GIVEN INSTRUCTION » Return every entry exactly as written.

Rows from a figure dataset »

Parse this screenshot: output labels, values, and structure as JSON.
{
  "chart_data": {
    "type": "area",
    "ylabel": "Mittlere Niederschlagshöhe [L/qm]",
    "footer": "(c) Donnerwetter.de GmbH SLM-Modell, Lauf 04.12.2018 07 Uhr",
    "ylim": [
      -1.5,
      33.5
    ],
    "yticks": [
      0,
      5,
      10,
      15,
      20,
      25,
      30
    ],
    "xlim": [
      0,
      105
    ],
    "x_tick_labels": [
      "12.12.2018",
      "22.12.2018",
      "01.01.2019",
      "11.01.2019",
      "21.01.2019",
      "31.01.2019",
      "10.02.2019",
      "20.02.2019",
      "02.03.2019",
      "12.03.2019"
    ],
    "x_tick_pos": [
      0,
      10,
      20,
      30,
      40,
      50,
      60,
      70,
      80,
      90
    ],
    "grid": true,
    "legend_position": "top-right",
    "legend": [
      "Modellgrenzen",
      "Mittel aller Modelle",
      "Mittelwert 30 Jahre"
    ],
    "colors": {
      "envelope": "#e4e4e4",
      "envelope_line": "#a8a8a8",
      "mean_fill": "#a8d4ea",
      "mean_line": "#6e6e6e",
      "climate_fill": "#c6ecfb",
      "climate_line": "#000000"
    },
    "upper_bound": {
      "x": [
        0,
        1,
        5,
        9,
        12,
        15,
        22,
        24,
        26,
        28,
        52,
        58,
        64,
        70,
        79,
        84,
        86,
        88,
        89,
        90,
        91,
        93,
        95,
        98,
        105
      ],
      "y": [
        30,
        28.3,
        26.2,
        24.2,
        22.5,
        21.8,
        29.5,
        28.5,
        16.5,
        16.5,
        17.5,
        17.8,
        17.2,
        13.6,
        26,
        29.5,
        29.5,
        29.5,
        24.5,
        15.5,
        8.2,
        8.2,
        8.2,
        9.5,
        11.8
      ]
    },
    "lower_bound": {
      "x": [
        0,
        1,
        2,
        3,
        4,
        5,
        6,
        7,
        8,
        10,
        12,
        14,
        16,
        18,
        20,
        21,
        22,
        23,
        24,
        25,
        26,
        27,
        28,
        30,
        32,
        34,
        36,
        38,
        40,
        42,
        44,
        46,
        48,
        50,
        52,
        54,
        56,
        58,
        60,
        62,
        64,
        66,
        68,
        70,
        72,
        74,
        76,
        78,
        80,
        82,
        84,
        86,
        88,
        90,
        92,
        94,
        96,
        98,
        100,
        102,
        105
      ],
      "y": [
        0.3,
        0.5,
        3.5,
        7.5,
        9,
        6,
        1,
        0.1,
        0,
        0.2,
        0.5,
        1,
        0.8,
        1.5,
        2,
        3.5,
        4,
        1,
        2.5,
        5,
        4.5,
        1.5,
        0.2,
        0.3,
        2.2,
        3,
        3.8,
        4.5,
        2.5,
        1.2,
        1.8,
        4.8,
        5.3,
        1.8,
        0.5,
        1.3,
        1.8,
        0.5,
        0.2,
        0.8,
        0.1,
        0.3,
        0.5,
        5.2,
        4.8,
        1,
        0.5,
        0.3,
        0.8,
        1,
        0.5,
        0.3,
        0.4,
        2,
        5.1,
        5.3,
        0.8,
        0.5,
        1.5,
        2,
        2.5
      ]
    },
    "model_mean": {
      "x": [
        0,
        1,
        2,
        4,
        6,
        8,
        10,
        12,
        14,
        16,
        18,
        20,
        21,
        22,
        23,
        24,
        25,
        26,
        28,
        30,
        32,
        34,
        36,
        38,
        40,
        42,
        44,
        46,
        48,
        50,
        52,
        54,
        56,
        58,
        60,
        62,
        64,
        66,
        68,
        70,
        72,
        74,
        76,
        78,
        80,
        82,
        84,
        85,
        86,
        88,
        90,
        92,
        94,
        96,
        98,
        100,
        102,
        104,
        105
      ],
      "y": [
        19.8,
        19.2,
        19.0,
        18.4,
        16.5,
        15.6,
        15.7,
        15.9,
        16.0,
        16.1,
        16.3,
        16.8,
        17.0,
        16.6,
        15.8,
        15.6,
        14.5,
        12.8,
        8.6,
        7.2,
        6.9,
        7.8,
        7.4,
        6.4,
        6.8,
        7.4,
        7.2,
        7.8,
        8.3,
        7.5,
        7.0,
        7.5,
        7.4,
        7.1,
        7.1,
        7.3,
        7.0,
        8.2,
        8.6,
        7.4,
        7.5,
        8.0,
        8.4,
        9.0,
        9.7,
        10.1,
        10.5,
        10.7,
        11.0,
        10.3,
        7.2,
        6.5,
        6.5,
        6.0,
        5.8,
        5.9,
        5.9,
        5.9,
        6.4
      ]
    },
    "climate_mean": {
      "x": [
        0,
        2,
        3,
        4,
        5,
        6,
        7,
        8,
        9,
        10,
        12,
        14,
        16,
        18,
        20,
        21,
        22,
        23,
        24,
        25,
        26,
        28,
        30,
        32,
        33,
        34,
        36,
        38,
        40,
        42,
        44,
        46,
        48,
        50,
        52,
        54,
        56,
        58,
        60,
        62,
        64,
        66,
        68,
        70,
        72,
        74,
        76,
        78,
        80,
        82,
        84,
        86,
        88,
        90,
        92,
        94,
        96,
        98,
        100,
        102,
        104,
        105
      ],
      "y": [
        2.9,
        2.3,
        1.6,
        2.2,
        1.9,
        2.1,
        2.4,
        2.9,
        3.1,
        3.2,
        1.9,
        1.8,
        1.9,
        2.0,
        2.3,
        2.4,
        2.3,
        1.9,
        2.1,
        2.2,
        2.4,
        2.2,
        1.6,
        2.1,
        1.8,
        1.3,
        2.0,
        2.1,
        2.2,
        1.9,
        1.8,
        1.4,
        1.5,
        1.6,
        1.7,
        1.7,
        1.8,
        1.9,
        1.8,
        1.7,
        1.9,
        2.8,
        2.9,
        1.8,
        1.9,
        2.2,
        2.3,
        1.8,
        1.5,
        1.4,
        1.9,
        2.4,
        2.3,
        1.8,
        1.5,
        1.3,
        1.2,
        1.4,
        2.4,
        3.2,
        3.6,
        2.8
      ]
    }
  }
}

TASK OUTPUT »
Parse this screenshot: output labels, values, and structure as JSON.
{
  "chart_data": {
    "type": "area",
    "ylabel": "Mittlere Niederschlagshöhe [L/qm]",
    "footer": "(c) Donnerwetter.de GmbH SLM-Modell, Lauf 04.12.2018 07 Uhr",
    "ylim": [
      -1.5,
      33.5
    ],
    "yticks": [
      0,
      5,
      10,
      15,
      20,
      25,
      30
    ],
    "xlim": [
      0,
      105
    ],
    "x_tick_labels": [
      "12.12.2018",
      "22.12.2018",
      "01.01.2019",
      "11.01.2019",
      "21.01.2019",
      "31.01.2019",
      "10.02.2019",
      "20.02.2019",
      "02.03.2019",
      "12.03.2019"
    ],
    "x_tick_pos": [
      0,
      10,
      20,
      30,
      40,
      50,
      60,
      70,
      80,
      90
    ],
    "grid": true,
    "legend_position": "top-right",
    "legend": [
      "Modellgrenzen",
      "Mittel aller Modelle",
      "Mittelwert 30 Jahre"
    ],
    "colors": {
      "envelope": "#e4e4e4",
      "envelope_line": "#a8a8a8",
      "mean_fill": "#a8d4ea",
      "mean_line": "#6e6e6e",
      "climate_fill": "#c6ecfb",
      "climate_line": "#000000"
    },
    "upper_bound": {
      "x": [
        0,
        1,
        5,
        9,
        12,
        15,
        22,
        24,
        26,
        28,
        52,
        58,
        64,
        70,
        79,
        84,
        86,
        88,
        89,
        90,
        91,
        93,
        95,
        98,
        105
      ],
      "y": [
        30,
        28.3,
        26.2,
        24.2,
        22.5,
        21.8,
        29.5,
        28.5,
        16.5,
        16.5,
        17.5,
        17.8,
        17.2,
        13.6,
        26,
        29.5,
        29.5,
        29.5,
        24.5,
        15.5,
        8.2,
        8.2,
        8.2,
        9.5,
        11.8
      ]
    },
    "lower_bound": {
      "x": [
        0,
        1,
        2,
        3,
        4,
        5,
        6,
        7,
        8,
        10,
        12,
        14,
        16,
        18,
        20,
        21,
        22,
        23,
        24,
        25,
        26,
        27,
        28,
        30,
        32,
        34,
        36,
        38,
        40,
        42,
        44,
        46,
        48,
        50,
        52,
        54,
        56,
        58,
        60,
        62,
        64,
        66,
        68,
        70,
        72,
        74,
        76,
        78,
        80,
        82,
        84,
        86,
        88,
        90,
        92,
        94,
        96,
        98,
        100,
        102,
        105
      ],
      "y": [
        0.3,
        0.5,
        3.5,
        7.5,
        9,
        6,
        1,
        0.1,
        0,
        0.2,
        0.5,
        1,
        0.8,
        1.5,
        2,
        3.5,
        4,
        1,
        2.5,
        5,
        4.5,
        1.5,
        0.2,
        0.3,
        2.2,
        3,
        3.8,
        4.5,
        2.5,
        1.2,
        1.8,
        4.8,
        5.3,
        1.8,
        0.5,
        1.3,
        1.8,
        0.5,
        0.2,
        0.8,
        0.1,
        0.3,
        0.5,
        5.2,
        4.8,
        1,
        0.5,
        0.3,
        0.8,
        1,
        0.5,
        0.3,
        0.4,
        2,
        5.1,
        5.3,
        0.8,
        0.5,
        1.5,
        2,
        2.5
      ]
    },
    "model_mean": {
      "x": [
        0,
        1,
        2,
        4,
        6,
        8,
        10,
        12,
        14,
        16,
        18,
        20,
        21,
        22,
        23,
        24,
        25,
        26,
        28,
        30,
        32,
        34,
        36,
        38,
        40,
        42,
        44,
        46,
        48,
        50,
        52,
        54,
        56,
        58,
        60,
        62,
        64,
        66,
        68,
        70,
        72,
        74,
        76,
        78,
        80,
        82,
        84,
        85,
        86,
        88,
        90,
        92,
        94,
        96,
        98,
        100,
        102,
        104,
        105
      ],
      "y": [
        19.8,
        19.2,
        19.0,
        18.4,
        16.5,
        15.6,
        15.7,
        15.9,
        16.0,
        16.1,
        16.3,
        16.8,
        17.0,
        16.6,
        15.8,
        15.6,
        14.5,
        12.8,
        8.6,
        7.2,
        6.9,
        7.8,
        7.4,
        6.4,
        6.8,
        7.4,
        7.2,
        7.8,
        8.3,
        7.5,
        7.0,
        7.5,
        7.4,
        7.1,
        7.1,
        7.3,
        7.0,
        8.2,
        8.6,
        7.4,
        7.5,
        8.0,
        8.4,
        9.0,
        9.7,
        10.1,
        10.5,
        10.7,
        11.0,
        10.3,
        7.2,
        6.5,
        6.5,
        6.0,
        5.8,
        5.9,
        5.9,
        5.9,
        6.4
      ]
    },
    "climate_mean": {
      "x": [
        0,
        2,
        3,
        4,
        5,
        6,
        7,
        8,
        9,
        10,
        12,
        14,
        16,
        18,
        20,
        21,
        22,
        23,
        24,
        25,
        26,
        28,
        30,
        32,
        33,
        34,
        36,
        38,
        40,
        42,
        44,
        46,
        48,
        50,
        52,
        54,
        56,
        58,
        60,
        62,
        64,
        66,
        68,
        70,
        72,
        74,
        76,
        78,
        80,
        82,
        84,
        86,
        88,
        90,
        92,
        94,
        96,
        98,
        100,
        102,
        104,
        105
      ],
      "y": [
        2.9,
        2.3,
        1.6,
        2.2,
        1.9,
        2.1,
        2.4,
        2.9,
        3.1,
        3.2,
        1.9,
        1.8,
        1.9,
        2.0,
        2.3,
        2.4,
        2.3,
        1.9,
        2.1,
        2.2,
        2.4,
        2.2,
        1.6,
        2.1,
        1.8,
        1.3,
        2.0,
        2.1,
        2.2,
        1.9,
        1.8,
        1.4,
        1.5,
        1.6,
        1.7,
        1.7,
        1.8,
        1.9,
        1.8,
        1.7,
        1.9,
        2.8,
        2.9,
        1.8,
        1.9,
        2.2,
        2.3,
        1.8,
        1.5,
        1.4,
        1.9,
        2.4,
        2.3,
        1.8,
        1.5,
        1.3,
        1.2,
        1.4,
        2.4,
        3.2,
        3.6,
        2.8
      ]
    }
  }
}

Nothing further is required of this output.